### EXERCISE MATERIAL
══════

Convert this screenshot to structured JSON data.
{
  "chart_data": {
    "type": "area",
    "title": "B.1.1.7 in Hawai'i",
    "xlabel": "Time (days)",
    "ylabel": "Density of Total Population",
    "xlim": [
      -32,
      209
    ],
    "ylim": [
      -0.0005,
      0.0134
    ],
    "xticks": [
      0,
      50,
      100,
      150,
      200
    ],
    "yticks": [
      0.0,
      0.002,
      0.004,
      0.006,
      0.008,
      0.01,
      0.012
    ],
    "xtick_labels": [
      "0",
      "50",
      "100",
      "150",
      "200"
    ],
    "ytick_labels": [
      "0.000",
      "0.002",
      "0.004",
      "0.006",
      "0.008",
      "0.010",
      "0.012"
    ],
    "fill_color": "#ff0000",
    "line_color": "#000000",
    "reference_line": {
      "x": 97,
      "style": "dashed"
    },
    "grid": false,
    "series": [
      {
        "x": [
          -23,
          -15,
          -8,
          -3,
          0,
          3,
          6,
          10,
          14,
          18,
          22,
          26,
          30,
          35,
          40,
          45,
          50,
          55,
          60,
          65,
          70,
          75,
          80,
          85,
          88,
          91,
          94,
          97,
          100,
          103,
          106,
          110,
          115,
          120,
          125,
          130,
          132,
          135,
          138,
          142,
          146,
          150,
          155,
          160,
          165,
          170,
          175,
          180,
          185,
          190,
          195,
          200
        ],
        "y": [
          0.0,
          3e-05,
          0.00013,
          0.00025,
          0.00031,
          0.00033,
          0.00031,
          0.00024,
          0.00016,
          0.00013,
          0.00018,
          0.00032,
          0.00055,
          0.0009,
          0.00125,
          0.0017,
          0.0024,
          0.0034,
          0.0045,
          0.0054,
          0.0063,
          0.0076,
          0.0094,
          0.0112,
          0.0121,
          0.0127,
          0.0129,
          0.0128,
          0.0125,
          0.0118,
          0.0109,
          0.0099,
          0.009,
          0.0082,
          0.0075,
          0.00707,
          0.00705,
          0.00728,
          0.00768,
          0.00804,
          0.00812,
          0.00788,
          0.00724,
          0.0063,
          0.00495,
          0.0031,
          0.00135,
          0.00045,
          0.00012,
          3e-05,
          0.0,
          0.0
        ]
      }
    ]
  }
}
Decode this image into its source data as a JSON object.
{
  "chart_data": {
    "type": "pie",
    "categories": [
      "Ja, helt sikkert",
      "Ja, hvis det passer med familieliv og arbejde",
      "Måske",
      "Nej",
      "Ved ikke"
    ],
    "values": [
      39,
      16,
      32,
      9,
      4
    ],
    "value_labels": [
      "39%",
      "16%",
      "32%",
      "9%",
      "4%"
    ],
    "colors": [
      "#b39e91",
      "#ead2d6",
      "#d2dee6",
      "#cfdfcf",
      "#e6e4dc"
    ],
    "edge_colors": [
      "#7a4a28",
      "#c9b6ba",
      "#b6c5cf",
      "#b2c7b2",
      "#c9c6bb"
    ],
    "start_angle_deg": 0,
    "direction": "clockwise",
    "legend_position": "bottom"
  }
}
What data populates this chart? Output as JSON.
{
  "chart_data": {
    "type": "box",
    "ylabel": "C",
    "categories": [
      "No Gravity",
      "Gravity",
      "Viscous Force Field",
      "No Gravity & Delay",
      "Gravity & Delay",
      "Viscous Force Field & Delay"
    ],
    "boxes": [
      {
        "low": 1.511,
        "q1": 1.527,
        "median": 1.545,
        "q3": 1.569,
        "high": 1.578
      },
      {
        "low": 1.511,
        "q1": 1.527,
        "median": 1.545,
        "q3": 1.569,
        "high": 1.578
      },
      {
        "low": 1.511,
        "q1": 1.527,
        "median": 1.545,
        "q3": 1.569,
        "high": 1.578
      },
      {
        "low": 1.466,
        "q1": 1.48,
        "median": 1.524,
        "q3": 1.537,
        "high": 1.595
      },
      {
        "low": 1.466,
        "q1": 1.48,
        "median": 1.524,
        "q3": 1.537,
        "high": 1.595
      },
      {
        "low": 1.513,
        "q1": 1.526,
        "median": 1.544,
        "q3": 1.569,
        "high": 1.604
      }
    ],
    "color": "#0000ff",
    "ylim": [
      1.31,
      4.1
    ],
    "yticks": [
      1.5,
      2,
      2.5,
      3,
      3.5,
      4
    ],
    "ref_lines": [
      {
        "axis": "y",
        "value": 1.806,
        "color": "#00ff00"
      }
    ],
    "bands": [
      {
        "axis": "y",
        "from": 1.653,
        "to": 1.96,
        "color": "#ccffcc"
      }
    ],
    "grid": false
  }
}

══════

### WHAT YOU SHOULD DO
Recopy the whole listing exactly.

### WRITTEN RESPONSE
Convert this screenshot to structured JSON data.
{
  "chart_data": {
    "type": "area",
    "title": "B.1.1.7 in Hawai'i",
    "xlabel": "Time (days)",
    "ylabel": "Density of Total Population",
    "xlim": [
      -32,
      209
    ],
    "ylim": [
      -0.0005,
      0.0134
    ],
    "xticks": [
      0,
      50,
      100,
      150,
      200
    ],
    "yticks": [
      0.0,
      0.002,
      0.004,
      0.006,
      0.008,
      0.01,
      0.012
    ],
    "xtick_labels": [
      "0",
      "50",
      "100",
      "150",
      "200"
    ],
    "ytick_labels": [
      "0.000",
      "0.002",
      "0.004",
      "0.006",
      "0.008",
      "0.010",
      "0.012"
    ],
    "fill_color": "#ff0000",
    "line_color": "#000000",
    "reference_line": {
      "x": 97,
      "style": "dashed"
    },
    "grid": false,
    "series": [
      {
        "x": [
          -23,
          -15,
          -8,
          -3,
          0,
          3,
          6,
          10,
          14,
          18,
          22,
          26,
          30,
          35,
          40,
          45,
          50,
          55,
          60,
          65,
          70,
          75,
          80,
          85,
          88,
          91,
          94,
          97,
          100,
          103,
          106,
          110,
          115,
          120,
          125,
          130,
          132,
          135,
          138,
          142,
          146,
          150,
          155,
          160,
          165,
          170,
          175,
          180,
          185,
          190,
          195,
          200
        ],
        "y": [
          0.0,
          3e-05,
          0.00013,
          0.00025,
          0.00031,
          0.00033,
          0.00031,
          0.00024,
          0.00016,
          0.00013,
          0.00018,
          0.00032,
          0.00055,
          0.0009,
          0.00125,
          0.0017,
          0.0024,
          0.0034,
          0.0045,
          0.0054,
          0.0063,
          0.0076,
          0.0094,
          0.0112,
          0.0121,
          0.0127,
          0.0129,
          0.0128,
          0.0125,
          0.0118,
          0.0109,
          0.0099,
          0.009,
          0.0082,
          0.0075,
          0.00707,
          0.00705,
          0.00728,
          0.00768,
          0.00804,
          0.00812,
          0.00788,
          0.00724,
          0.0063,
          0.00495,
          0.0031,
          0.00135,
          0.00045,
          0.00012,
          3e-05,
          0.0,
          0.0
        ]
      }
    ]
  }
}
Decode this image into its source data as a JSON object.
{
  "chart_data": {
    "type": "pie",
    "categories": [
      "Ja, helt sikkert",
      "Ja, hvis det passer med familieliv og arbejde",
      "Måske",
      "Nej",
      "Ved ikke"
    ],
    "values": [
      39,
      16,
      32,
      9,
      4
    ],
    "value_labels": [
      "39%",
      "16%",
      "32%",
      "9%",
      "4%"
    ],
    "colors": [
      "#b39e91",
      "#ead2d6",
      "#d2dee6",
      "#cfdfcf",
      "#e6e4dc"
    ],
    "edge_colors": [
      "#7a4a28",
      "#c9b6ba",
      "#b6c5cf",
      "#b2c7b2",
      "#c9c6bb"
    ],
    "start_angle_deg": 0,
    "direction": "clockwise",
    "legend_position": "bottom"
  }
}
What data populates this chart? Output as JSON.
{
  "chart_data": {
    "type": "box",
    "ylabel": "C",
    "categories": [
      "No Gravity",
      "Gravity",
      "Viscous Force Field",
      "No Gravity & Delay",
      "Gravity & Delay",
      "Viscous Force Field & Delay"
    ],
    "boxes": [
      {
        "low": 1.511,
        "q1": 1.527,
        "median": 1.545,
        "q3": 1.569,
        "high": 1.578
      },
      {
        "low": 1.511,
        "q1": 1.527,
        "median": 1.545,
        "q3": 1.569,
        "high": 1.578
      },
      {
        "low": 1.511,
        "q1": 1.527,
        "median": 1.545,
        "q3": 1.569,
        "high": 1.578
      },
      {
        "low": 1.466,
        "q1": 1.48,
        "median": 1.524,
        "q3": 1.537,
        "high": 1.595
      },
      {
        "low": 1.466,
        "q1": 1.48,
        "median": 1.524,
        "q3": 1.537,
        "high": 1.595
      },
      {
        "low": 1.513,
        "q1": 1.526,
        "median": 1.544,
        "q3": 1.569,
        "high": 1.604
      }
    ],
    "color": "#0000ff",
    "ylim": [
      1.31,
      4.1
    ],
    "yticks": [
      1.5,
      2,
      2.5,
      3,
      3.5,
      4
    ],
    "ref_lines": [
      {
        "axis": "y",
        "value": 1.806,
        "color": "#00ff00"
      }
    ],
    "bands": [
      {
        "axis": "y",
        "from": 1.653,
        "to": 1.96,
        "color": "#ccffcc"
      }
    ],
    "grid": false
  }
}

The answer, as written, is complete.